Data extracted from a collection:
────────────────────────────────────────

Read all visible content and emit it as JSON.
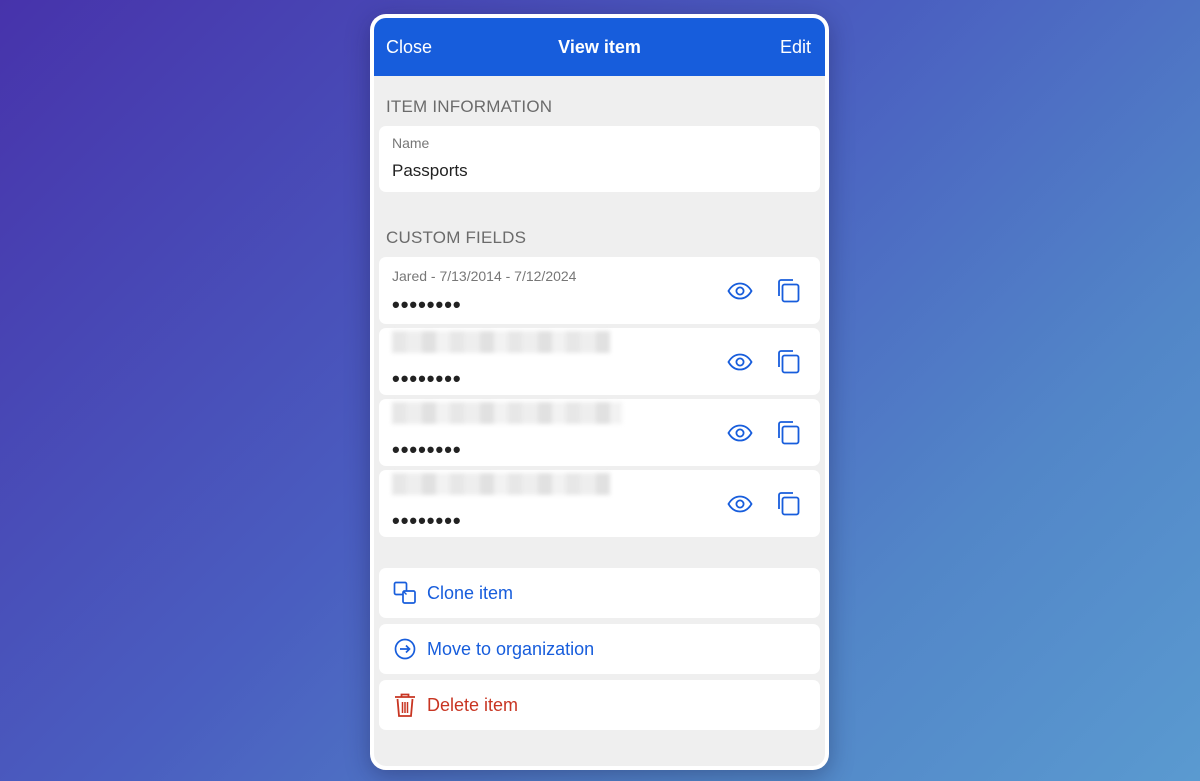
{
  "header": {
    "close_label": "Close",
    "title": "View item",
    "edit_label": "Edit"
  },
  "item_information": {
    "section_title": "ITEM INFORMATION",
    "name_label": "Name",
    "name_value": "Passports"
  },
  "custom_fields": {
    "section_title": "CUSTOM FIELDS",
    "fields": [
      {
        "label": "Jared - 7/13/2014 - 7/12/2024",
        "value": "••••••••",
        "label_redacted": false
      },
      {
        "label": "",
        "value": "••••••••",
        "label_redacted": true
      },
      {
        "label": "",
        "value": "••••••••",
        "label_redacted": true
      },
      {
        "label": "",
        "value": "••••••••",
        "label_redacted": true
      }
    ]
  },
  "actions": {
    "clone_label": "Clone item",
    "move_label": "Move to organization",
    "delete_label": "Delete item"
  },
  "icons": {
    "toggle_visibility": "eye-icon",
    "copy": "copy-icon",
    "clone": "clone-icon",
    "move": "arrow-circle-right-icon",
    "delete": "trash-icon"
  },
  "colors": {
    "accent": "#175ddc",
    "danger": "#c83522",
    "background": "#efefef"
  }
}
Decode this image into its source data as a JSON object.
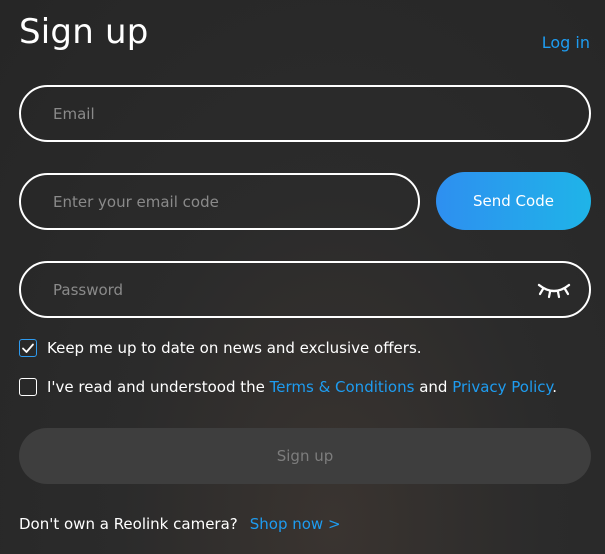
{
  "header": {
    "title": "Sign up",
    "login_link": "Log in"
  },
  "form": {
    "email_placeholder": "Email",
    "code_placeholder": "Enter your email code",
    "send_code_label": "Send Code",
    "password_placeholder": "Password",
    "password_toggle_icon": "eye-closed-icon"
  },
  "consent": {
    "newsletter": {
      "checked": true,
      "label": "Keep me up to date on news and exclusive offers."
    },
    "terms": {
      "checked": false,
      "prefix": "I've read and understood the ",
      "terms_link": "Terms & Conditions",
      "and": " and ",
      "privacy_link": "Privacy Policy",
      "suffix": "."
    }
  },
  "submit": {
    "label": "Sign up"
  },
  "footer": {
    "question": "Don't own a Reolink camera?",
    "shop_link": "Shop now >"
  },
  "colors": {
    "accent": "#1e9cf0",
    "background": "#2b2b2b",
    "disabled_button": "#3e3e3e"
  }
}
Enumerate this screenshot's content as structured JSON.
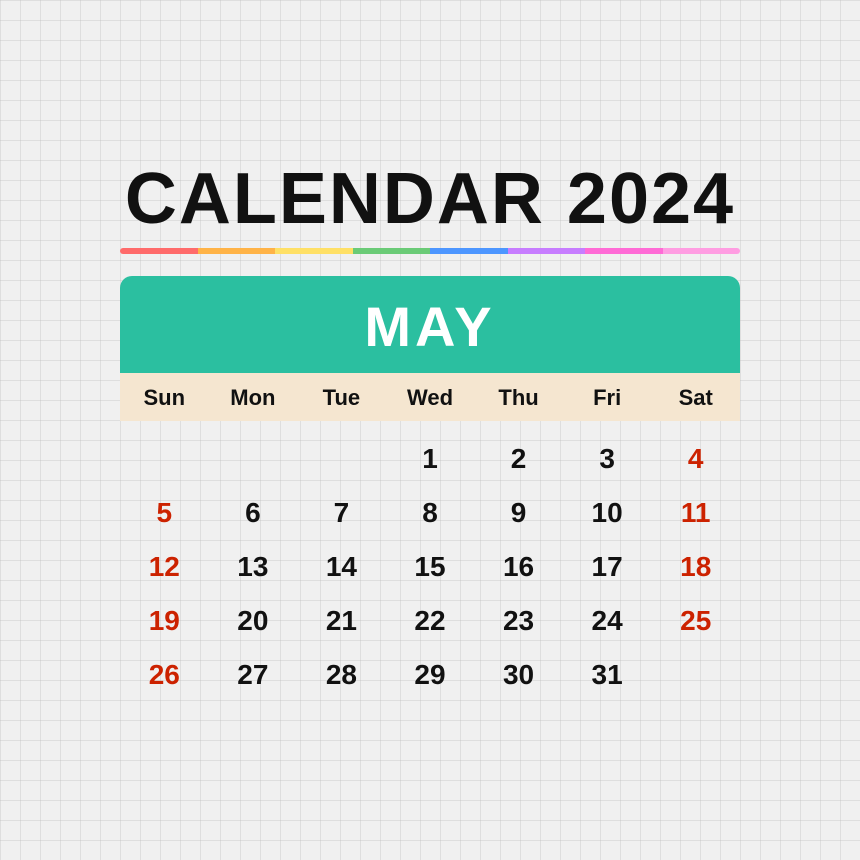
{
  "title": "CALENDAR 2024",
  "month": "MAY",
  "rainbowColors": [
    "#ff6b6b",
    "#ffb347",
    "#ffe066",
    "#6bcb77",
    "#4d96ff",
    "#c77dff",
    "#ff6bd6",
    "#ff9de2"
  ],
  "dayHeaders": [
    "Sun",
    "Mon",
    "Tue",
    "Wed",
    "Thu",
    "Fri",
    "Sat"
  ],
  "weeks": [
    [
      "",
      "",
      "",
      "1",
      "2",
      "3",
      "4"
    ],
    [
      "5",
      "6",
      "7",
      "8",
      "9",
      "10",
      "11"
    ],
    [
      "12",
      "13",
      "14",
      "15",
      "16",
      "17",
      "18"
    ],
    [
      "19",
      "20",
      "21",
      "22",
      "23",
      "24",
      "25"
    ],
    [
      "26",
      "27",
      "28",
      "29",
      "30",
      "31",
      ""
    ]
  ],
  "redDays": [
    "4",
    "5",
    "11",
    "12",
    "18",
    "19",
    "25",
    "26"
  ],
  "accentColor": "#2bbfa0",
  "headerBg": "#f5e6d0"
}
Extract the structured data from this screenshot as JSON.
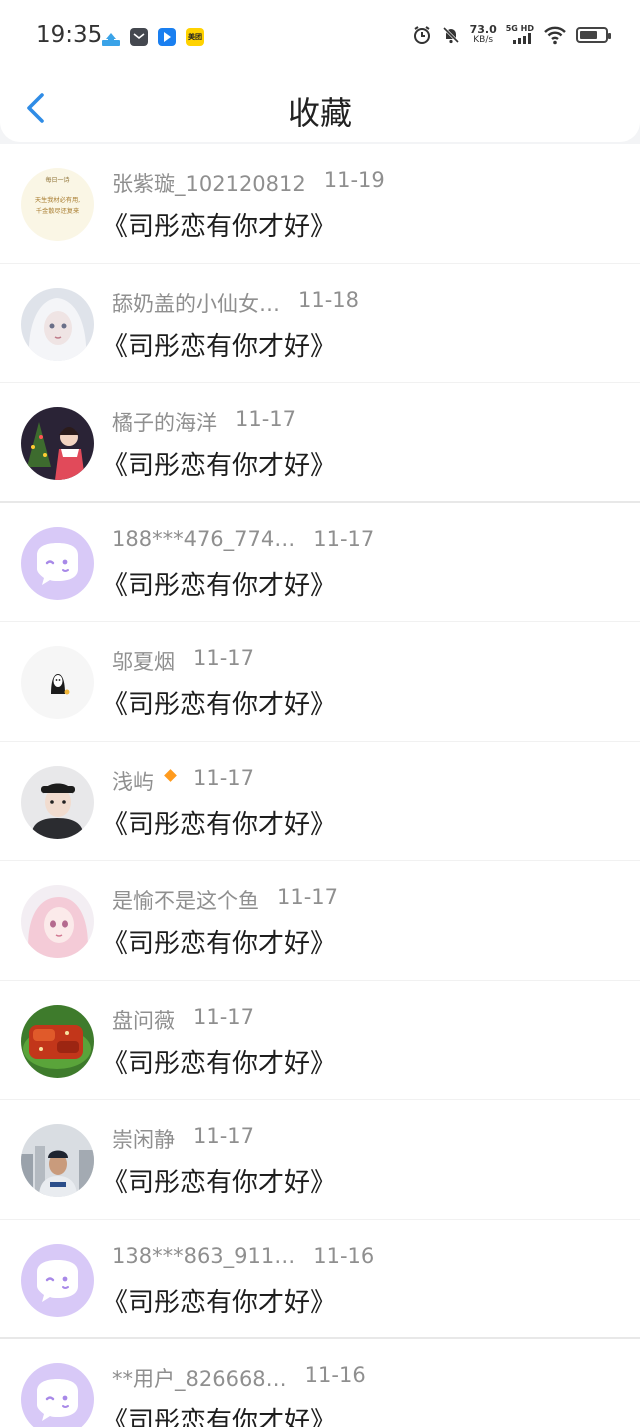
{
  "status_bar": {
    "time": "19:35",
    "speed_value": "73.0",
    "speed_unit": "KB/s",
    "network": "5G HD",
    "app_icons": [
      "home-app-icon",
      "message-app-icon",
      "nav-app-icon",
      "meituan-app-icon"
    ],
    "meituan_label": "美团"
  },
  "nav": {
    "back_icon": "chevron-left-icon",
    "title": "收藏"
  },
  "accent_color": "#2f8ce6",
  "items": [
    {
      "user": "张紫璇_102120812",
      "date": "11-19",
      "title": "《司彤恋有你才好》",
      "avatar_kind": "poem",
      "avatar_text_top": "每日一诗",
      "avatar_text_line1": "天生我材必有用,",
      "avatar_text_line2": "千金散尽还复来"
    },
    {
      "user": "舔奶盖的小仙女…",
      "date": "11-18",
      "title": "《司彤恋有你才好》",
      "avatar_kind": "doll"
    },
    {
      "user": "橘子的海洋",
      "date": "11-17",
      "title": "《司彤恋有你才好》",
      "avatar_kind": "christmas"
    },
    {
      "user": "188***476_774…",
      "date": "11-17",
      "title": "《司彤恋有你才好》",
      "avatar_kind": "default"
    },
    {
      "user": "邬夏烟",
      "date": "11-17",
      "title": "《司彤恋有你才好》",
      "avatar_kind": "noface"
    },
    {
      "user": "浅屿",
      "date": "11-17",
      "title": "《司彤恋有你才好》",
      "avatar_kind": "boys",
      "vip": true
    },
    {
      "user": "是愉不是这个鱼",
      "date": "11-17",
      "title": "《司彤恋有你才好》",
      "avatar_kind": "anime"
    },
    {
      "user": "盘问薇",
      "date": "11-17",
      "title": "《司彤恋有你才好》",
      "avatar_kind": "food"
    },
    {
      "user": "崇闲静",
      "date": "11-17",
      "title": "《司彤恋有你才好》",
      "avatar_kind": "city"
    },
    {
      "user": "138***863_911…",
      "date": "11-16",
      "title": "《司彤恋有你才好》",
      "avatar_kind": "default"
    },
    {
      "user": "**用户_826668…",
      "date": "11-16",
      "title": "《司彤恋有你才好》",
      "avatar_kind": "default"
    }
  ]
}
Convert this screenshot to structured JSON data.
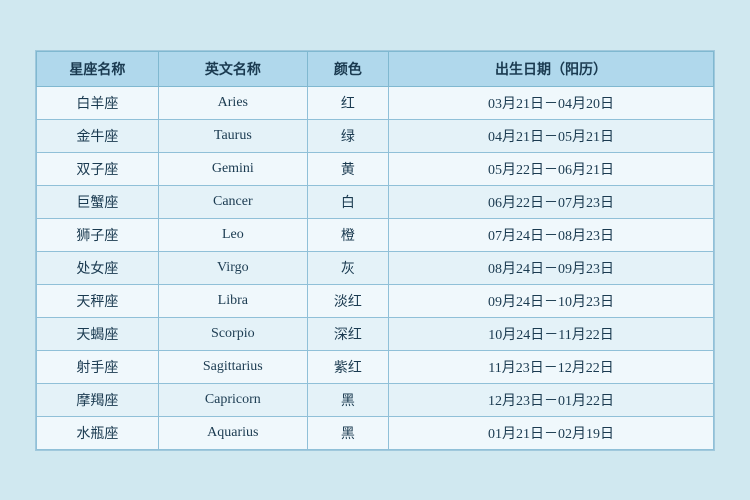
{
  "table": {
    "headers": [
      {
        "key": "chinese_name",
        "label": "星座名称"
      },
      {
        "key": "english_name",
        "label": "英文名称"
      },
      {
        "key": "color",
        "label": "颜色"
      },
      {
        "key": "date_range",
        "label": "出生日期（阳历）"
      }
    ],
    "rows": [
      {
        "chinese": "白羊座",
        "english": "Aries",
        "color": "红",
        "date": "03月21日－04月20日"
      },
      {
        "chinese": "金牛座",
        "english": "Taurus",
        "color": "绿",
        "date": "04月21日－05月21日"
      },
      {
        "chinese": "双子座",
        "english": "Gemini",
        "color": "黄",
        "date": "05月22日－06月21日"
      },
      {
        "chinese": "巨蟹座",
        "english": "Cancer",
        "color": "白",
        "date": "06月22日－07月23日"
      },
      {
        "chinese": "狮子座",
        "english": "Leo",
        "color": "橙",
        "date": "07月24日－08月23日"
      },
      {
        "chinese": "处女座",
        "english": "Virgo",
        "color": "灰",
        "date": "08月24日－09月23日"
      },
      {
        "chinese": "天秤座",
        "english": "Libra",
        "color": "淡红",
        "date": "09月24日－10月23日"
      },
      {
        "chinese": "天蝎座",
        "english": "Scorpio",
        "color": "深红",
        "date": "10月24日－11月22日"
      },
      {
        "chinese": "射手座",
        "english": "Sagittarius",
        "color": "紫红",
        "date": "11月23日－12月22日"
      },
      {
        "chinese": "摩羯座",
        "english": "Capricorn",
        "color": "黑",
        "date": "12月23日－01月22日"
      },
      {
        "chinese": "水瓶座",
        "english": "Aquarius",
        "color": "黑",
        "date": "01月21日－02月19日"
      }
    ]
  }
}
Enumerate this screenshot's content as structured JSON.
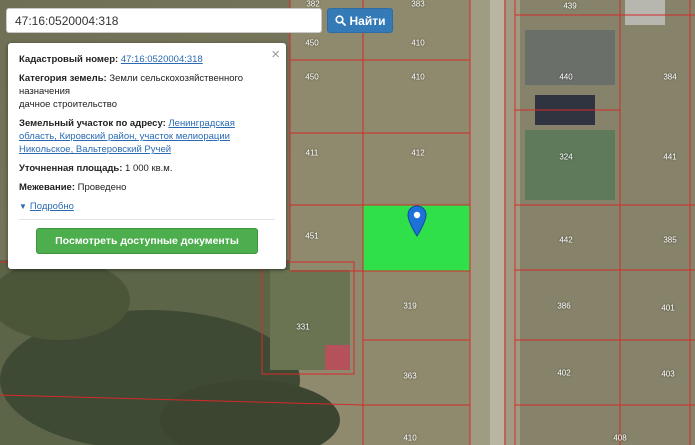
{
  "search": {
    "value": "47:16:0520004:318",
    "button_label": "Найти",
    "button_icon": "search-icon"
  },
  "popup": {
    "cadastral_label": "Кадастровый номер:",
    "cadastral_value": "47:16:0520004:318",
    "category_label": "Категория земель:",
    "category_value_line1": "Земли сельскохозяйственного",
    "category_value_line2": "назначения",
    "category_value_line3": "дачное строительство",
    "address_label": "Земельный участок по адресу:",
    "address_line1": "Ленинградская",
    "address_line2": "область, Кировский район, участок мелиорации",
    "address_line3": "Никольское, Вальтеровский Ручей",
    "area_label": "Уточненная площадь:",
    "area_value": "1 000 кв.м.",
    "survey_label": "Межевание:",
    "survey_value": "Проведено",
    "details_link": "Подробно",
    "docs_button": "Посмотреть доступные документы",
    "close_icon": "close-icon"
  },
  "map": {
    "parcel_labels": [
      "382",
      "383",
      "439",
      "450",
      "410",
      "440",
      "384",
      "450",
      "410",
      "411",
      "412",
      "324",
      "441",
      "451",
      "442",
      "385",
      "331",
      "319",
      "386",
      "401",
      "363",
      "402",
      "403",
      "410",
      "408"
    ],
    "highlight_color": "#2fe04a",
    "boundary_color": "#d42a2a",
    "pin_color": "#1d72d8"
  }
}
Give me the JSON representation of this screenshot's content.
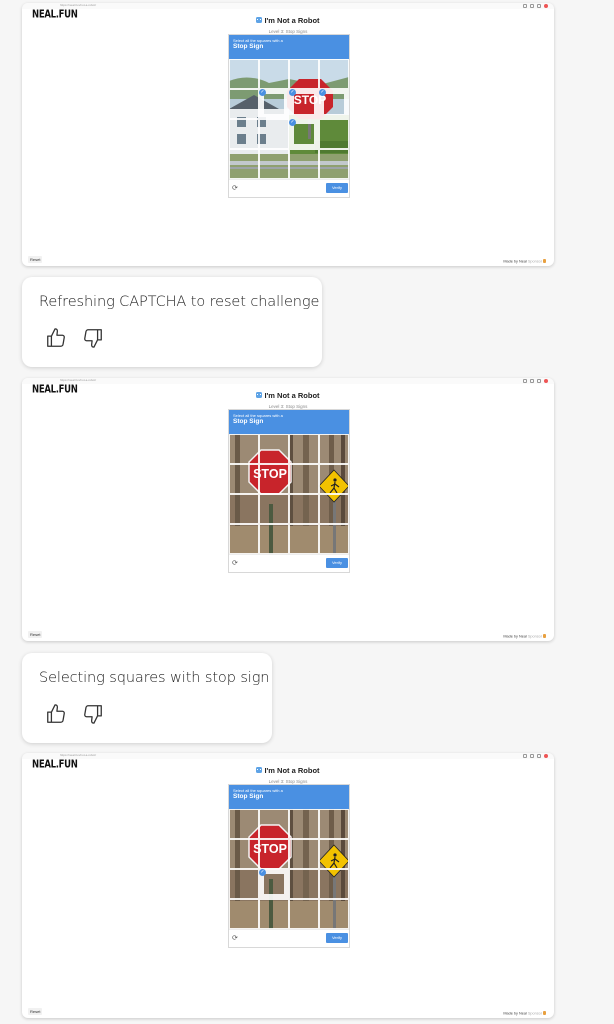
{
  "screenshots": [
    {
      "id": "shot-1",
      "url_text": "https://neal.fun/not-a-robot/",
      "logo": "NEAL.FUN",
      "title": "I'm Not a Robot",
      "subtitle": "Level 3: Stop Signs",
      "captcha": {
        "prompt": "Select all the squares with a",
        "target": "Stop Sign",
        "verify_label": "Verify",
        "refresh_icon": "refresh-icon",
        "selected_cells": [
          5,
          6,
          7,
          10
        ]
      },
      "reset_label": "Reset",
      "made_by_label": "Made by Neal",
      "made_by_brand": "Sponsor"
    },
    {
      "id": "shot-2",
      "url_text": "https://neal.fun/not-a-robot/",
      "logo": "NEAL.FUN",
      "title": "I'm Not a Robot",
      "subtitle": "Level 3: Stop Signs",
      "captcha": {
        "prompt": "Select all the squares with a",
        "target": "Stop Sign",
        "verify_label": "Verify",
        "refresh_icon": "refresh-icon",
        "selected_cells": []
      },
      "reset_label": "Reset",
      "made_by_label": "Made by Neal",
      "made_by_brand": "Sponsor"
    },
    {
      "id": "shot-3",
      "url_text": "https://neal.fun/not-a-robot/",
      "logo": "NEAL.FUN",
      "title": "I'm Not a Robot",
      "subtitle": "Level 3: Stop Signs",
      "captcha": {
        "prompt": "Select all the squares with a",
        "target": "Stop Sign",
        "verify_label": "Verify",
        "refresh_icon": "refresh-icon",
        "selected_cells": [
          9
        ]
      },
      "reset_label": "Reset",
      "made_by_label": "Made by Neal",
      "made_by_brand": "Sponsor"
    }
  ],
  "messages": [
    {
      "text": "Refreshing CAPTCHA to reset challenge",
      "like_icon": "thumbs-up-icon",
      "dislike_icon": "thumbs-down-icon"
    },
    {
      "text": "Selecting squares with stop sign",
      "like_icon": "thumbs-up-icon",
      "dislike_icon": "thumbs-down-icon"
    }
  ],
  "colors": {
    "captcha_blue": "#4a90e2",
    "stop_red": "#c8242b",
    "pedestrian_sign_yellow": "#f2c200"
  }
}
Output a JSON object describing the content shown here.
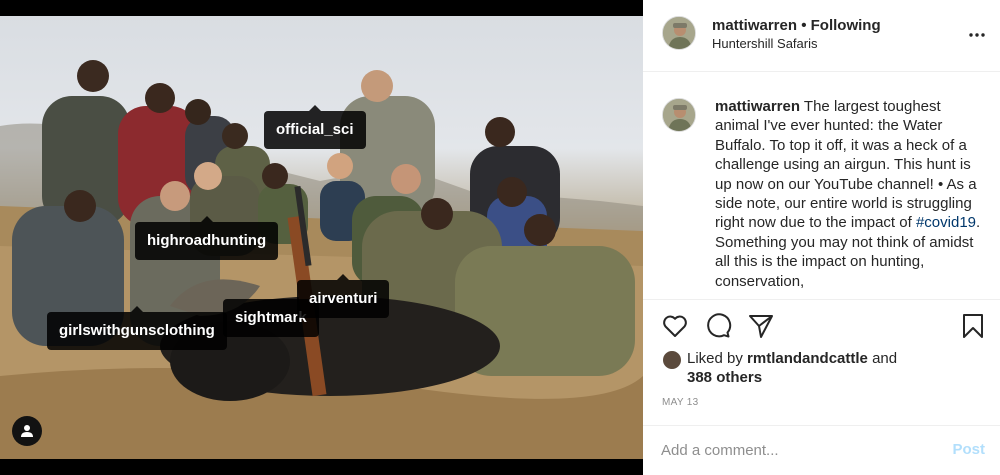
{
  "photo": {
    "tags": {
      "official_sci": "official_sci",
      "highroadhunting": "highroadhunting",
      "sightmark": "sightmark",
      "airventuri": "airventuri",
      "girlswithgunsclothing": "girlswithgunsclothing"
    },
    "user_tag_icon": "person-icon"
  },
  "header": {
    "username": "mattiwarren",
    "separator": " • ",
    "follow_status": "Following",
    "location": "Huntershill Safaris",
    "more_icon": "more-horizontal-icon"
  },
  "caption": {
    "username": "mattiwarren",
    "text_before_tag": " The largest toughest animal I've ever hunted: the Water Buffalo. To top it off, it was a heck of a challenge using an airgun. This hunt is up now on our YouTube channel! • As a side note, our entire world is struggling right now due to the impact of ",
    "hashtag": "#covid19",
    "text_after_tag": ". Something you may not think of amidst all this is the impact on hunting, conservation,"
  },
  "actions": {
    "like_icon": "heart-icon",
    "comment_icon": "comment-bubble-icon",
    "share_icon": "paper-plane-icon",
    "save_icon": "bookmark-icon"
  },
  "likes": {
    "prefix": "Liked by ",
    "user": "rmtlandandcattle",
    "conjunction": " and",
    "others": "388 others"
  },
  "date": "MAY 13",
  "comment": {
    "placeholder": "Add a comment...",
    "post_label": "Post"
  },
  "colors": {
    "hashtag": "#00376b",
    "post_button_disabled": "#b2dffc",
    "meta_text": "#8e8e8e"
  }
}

────────────────────────────────────────

• REQUEST:
Find the string "object" in the records, then copy each line where it occurs.

• WRITTEN REPLY:
Decode this image into its source data as a JSON object.
Output a JSON object describing the content shown here.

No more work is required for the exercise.